- [TASK PROMPT]:
Please transcribe the listing below in full and word for word, without its pictures.

Data entries:
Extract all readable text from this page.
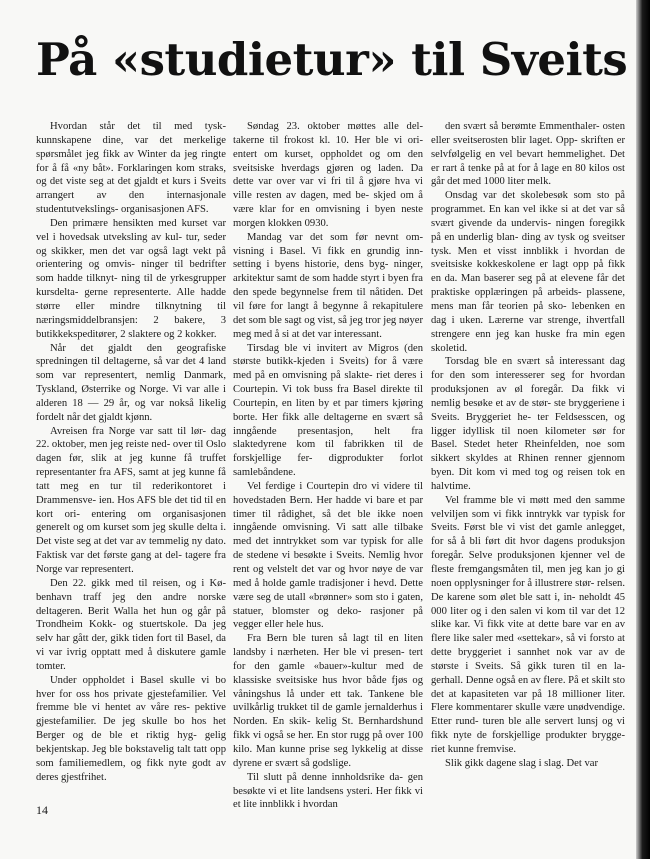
På «studietur» til Sveits

Hvordan står det til med tysk- kunnskapene dine, var det merkelige spørsmålet jeg fikk av Winter da jeg ringte for å få «ny båt». Forklaringen kom straks, og det viste seg at det gjaldt et kurs i Sveits arrangert av den internasjonale studentutvekslings- organisasjonen AFS.

Den primære hensikten med kurset var vel i hovedsak utveksling av kul- tur, seder og skikker, men det var også lagt vekt på orientering og omvis- ninger til bedrifter som hadde tilknyt- ning til de yrkesgrupper kursdelta- gerne representerte. Alle hadde større eller mindre tilknytning til næringsmiddelbransjen: 2 bakere, 3 butikkekspeditører, 2 slaktere og 2 kokker.

Når det gjaldt den geografiske spredningen til deltagerne, så var det 4 land som var representert, nemlig Danmark, Tyskland, Østerrike og Norge. Vi var alle i alderen 18 — 29 år, og var nokså likelig fordelt når det gjaldt kjønn.

Avreisen fra Norge var satt til lør- dag 22. oktober, men jeg reiste ned- over til Oslo dagen før, slik at jeg kunne få truffet representanter fra AFS, samt at jeg kunne få tatt meg en tur til rederikontoret i Drammensve- ien. Hos AFS ble det tid til en kort ori- entering om organisasjonen generelt og om kurset som jeg skulle delta i. Det viste seg at det var av temmelig ny dato. Faktisk var det første gang at del- tagere fra Norge var representert.

Den 22. gikk med til reisen, og i Kø- benhavn traff jeg den andre norske deltageren. Berit Walla het hun og går på Trondheim Kokk- og stuertskole. Da jeg selv har gått der, gikk tiden fort til Basel, da vi var ivrig opptatt med å diskutere gamle tomter.

Under oppholdet i Basel skulle vi bo hver for oss hos private gjestefamilier. Vel fremme ble vi hentet av våre res- pektive gjestefamilier. De jeg skulle bo hos het Berger og de ble et riktig hyg- gelig bekjentskap. Jeg ble bokstavelig talt tatt opp som familiemedlem, og fikk nyte godt av deres gjestfrihet.

Søndag 23. oktober møttes alle del- takerne til frokost kl. 10. Her ble vi ori- entert om kurset, oppholdet og om den sveitsiske hverdags gjøren og laden. Da dette var over var vi fri til å gjøre hva vi ville resten av dagen, med be- skjed om å være klar for en omvisning i byen neste morgen klokken 0930.

Mandag var det som før nevnt om- visning i Basel. Vi fikk en grundig inn- setting i byens historie, dens byg- ninger, arkitektur samt de som hadde styrt i byen fra den spede begynnelse frem til nåtiden. Det vil føre for langt å begynne å rekapitulere det som ble sagt og vist, så jeg tror jeg nøyer meg med å si at det var interessant.

Tirsdag ble vi invitert av Migros (den største butikk-kjeden i Sveits) for å være med på en omvisning på slakte- riet deres i Courtepin. Vi tok buss fra Basel direkte til Courtepin, en liten by et par timers kjøring borte. Her fikk alle deltagerne en svært så inngående presentasjon, helt fra slaktedyrene kom til fabrikken til de forskjellige fer- digprodukter forlot samlebåndene.

Vel ferdige i Courtepin dro vi videre til hovedstaden Bern. Her hadde vi bare et par timer til rådighet, så det ble ikke noen inngående omvisning. Vi satt alle tilbake med det inntrykket som var typisk for alle de stedene vi besøkte i Sveits. Nemlig hvor rent og velstelt det var og hvor nøye de var med å holde gamle tradisjoner i hevd. Dette være seg de utall «brønner» som sto i gaten, statuer, blomster og deko- rasjoner på vegger eller hele hus.

Fra Bern ble turen så lagt til en liten landsby i nærheten. Her ble vi presen- tert for den gamle «bauer»-kultur med de klassiske sveitsiske hus hvor både fjøs og våningshus lå under ett tak. Tankene ble uvilkårlig trukket til de gamle jernalderhus i Norden. En skik- kelig St. Bernhardshund fikk vi også se her. En stor rugg på over 100 kilo. Man kunne prise seg lykkelig at disse dyrene er svært så godslige.

Til slutt på denne innholdsrike da- gen besøkte vi et lite landsens ysteri. Her fikk vi et lite innblikk i hvordan

den svært så berømte Emmenthaler- osten eller sveitserosten blir laget. Opp- skriften er selvfølgelig en vel bevart hemmelighet. Det er rart å tenke på at for å lage en 80 kilos ost går det med 1000 liter melk.

Onsdag var det skolebesøk som sto på programmet. En kan vel ikke si at det var så svært givende da undervis- ningen foregikk på en underlig blan- ding av tysk og sveitser tysk. Men et visst innblikk i hvordan de sveitsiske kokkeskolene er lagt opp på fikk en da. Man baserer seg på at elevene får det praktiske opplæringen på arbeids- plassene, mens man får teorien på sko- lebenken en dag i uken. Lærerne var strenge, ihvertfall strengere enn jeg kan huske fra min egen skoletid.

Torsdag ble en svært så interessant dag for den som interesserer seg for hvordan produksjonen av øl foregår. Da fikk vi nemlig besøke et av de stør- ste bryggeriene i Sveits. Bryggeriet he- ter Feldsesscen, og ligger idyllisk til noen kilometer sør for Basel. Stedet heter Rheinfelden, noe som sikkert skyldes at Rhinen renner gjennom byen. Dit kom vi med tog og reisen tok en halvtime.

Vel framme ble vi møtt med den samme velviljen som vi fikk inntrykk var typisk for Sveits. Først ble vi vist det gamle anlegget, for så å bli ført dit hvor dagens produksjon foregår. Selve produksjonen kjenner vel de fleste fremgangsmåten til, men jeg kan jo gi noen opplysninger for å illustrere stør- relsen. De karene som ølet ble satt i, in- neholdt 45 000 liter og i den salen vi kom til var det 12 slike kar. Vi fikk vite at dette bare var en av flere like saler med «settekar», så vi forsto at dette bryggeriet i sannhet nok var av de største i Sveits. Så gikk turen til en la- gerhall. Denne også en av flere. På et skilt sto det at kapasiteten var på 18 millioner liter. Flere kommentarer skulle være unødvendige. Etter rund- turen ble alle servert lunsj og vi fikk nyte de forskjellige produkter brygge- riet kunne fremvise.

Slik gikk dagene slag i slag. Det var

14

- [RIGHT ANSWER]:
Extract all readable text from this page.
På «studietur» til Sveits

Hvordan står det til med tysk- kunnskapene dine, var det merkelige spørsmålet jeg fikk av Winter da jeg ringte for å få «ny båt». Forklaringen kom straks, og det viste seg at det gjaldt et kurs i Sveits arrangert av den internasjonale studentutvekslings- organisasjonen AFS.

Den primære hensikten med kurset var vel i hovedsak utveksling av kul- tur, seder og skikker, men det var også lagt vekt på orientering og omvis- ninger til bedrifter som hadde tilknyt- ning til de yrkesgrupper kursdelta- gerne representerte. Alle hadde større eller mindre tilknytning til næringsmiddelbransjen: 2 bakere, 3 butikkekspeditører, 2 slaktere og 2 kokker.

Når det gjaldt den geografiske spredningen til deltagerne, så var det 4 land som var representert, nemlig Danmark, Tyskland, Østerrike og Norge. Vi var alle i alderen 18 — 29 år, og var nokså likelig fordelt når det gjaldt kjønn.

Avreisen fra Norge var satt til lør- dag 22. oktober, men jeg reiste ned- over til Oslo dagen før, slik at jeg kunne få truffet representanter fra AFS, samt at jeg kunne få tatt meg en tur til rederikontoret i Drammensve- ien. Hos AFS ble det tid til en kort ori- entering om organisasjonen generelt og om kurset som jeg skulle delta i. Det viste seg at det var av temmelig ny dato. Faktisk var det første gang at del- tagere fra Norge var representert.

Den 22. gikk med til reisen, og i Kø- benhavn traff jeg den andre norske deltageren. Berit Walla het hun og går på Trondheim Kokk- og stuertskole. Da jeg selv har gått der, gikk tiden fort til Basel, da vi var ivrig opptatt med å diskutere gamle tomter.

Under oppholdet i Basel skulle vi bo hver for oss hos private gjestefamilier. Vel fremme ble vi hentet av våre res- pektive gjestefamilier. De jeg skulle bo hos het Berger og de ble et riktig hyg- gelig bekjentskap. Jeg ble bokstavelig talt tatt opp som familiemedlem, og fikk nyte godt av deres gjestfrihet.

Søndag 23. oktober møttes alle del- takerne til frokost kl. 10. Her ble vi ori- entert om kurset, oppholdet og om den sveitsiske hverdags gjøren og laden. Da dette var over var vi fri til å gjøre hva vi ville resten av dagen, med be- skjed om å være klar for en omvisning i byen neste morgen klokken 0930.

Mandag var det som før nevnt om- visning i Basel. Vi fikk en grundig inn- setting i byens historie, dens byg- ninger, arkitektur samt de som hadde styrt i byen fra den spede begynnelse frem til nåtiden. Det vil føre for langt å begynne å rekapitulere det som ble sagt og vist, så jeg tror jeg nøyer meg med å si at det var interessant.

Tirsdag ble vi invitert av Migros (den største butikk-kjeden i Sveits) for å være med på en omvisning på slakte- riet deres i Courtepin. Vi tok buss fra Basel direkte til Courtepin, en liten by et par timers kjøring borte. Her fikk alle deltagerne en svært så inngående presentasjon, helt fra slaktedyrene kom til fabrikken til de forskjellige fer- digprodukter forlot samlebåndene.

Vel ferdige i Courtepin dro vi videre til hovedstaden Bern. Her hadde vi bare et par timer til rådighet, så det ble ikke noen inngående omvisning. Vi satt alle tilbake med det inntrykket som var typisk for alle de stedene vi besøkte i Sveits. Nemlig hvor rent og velstelt det var og hvor nøye de var med å holde gamle tradisjoner i hevd. Dette være seg de utall «brønner» som sto i gaten, statuer, blomster og deko- rasjoner på vegger eller hele hus.

Fra Bern ble turen så lagt til en liten landsby i nærheten. Her ble vi presen- tert for den gamle «bauer»-kultur med de klassiske sveitsiske hus hvor både fjøs og våningshus lå under ett tak. Tankene ble uvilkårlig trukket til de gamle jernalderhus i Norden. En skik- kelig St. Bernhardshund fikk vi også se her. En stor rugg på over 100 kilo. Man kunne prise seg lykkelig at disse dyrene er svært så godslige.

Til slutt på denne innholdsrike da- gen besøkte vi et lite landsens ysteri. Her fikk vi et lite innblikk i hvordan

den svært så berømte Emmenthaler- osten eller sveitserosten blir laget. Opp- skriften er selvfølgelig en vel bevart hemmelighet. Det er rart å tenke på at for å lage en 80 kilos ost går det med 1000 liter melk.

Onsdag var det skolebesøk som sto på programmet. En kan vel ikke si at det var så svært givende da undervis- ningen foregikk på en underlig blan- ding av tysk og sveitser tysk. Men et visst innblikk i hvordan de sveitsiske kokkeskolene er lagt opp på fikk en da. Man baserer seg på at elevene får det praktiske opplæringen på arbeids- plassene, mens man får teorien på sko- lebenken en dag i uken. Lærerne var strenge, ihvertfall strengere enn jeg kan huske fra min egen skoletid.

Torsdag ble en svært så interessant dag for den som interesserer seg for hvordan produksjonen av øl foregår. Da fikk vi nemlig besøke et av de stør- ste bryggeriene i Sveits. Bryggeriet he- ter Feldsesscen, og ligger idyllisk til noen kilometer sør for Basel. Stedet heter Rheinfelden, noe som sikkert skyldes at Rhinen renner gjennom byen. Dit kom vi med tog og reisen tok en halvtime.

Vel framme ble vi møtt med den samme velviljen som vi fikk inntrykk var typisk for Sveits. Først ble vi vist det gamle anlegget, for så å bli ført dit hvor dagens produksjon foregår. Selve produksjonen kjenner vel de fleste fremgangsmåten til, men jeg kan jo gi noen opplysninger for å illustrere stør- relsen. De karene som ølet ble satt i, in- neholdt 45 000 liter og i den salen vi kom til var det 12 slike kar. Vi fikk vite at dette bare var en av flere like saler med «settekar», så vi forsto at dette bryggeriet i sannhet nok var av de største i Sveits. Så gikk turen til en la- gerhall. Denne også en av flere. På et skilt sto det at kapasiteten var på 18 millioner liter. Flere kommentarer skulle være unødvendige. Etter rund- turen ble alle servert lunsj og vi fikk nyte de forskjellige produkter brygge- riet kunne fremvise.

Slik gikk dagene slag i slag. Det var

14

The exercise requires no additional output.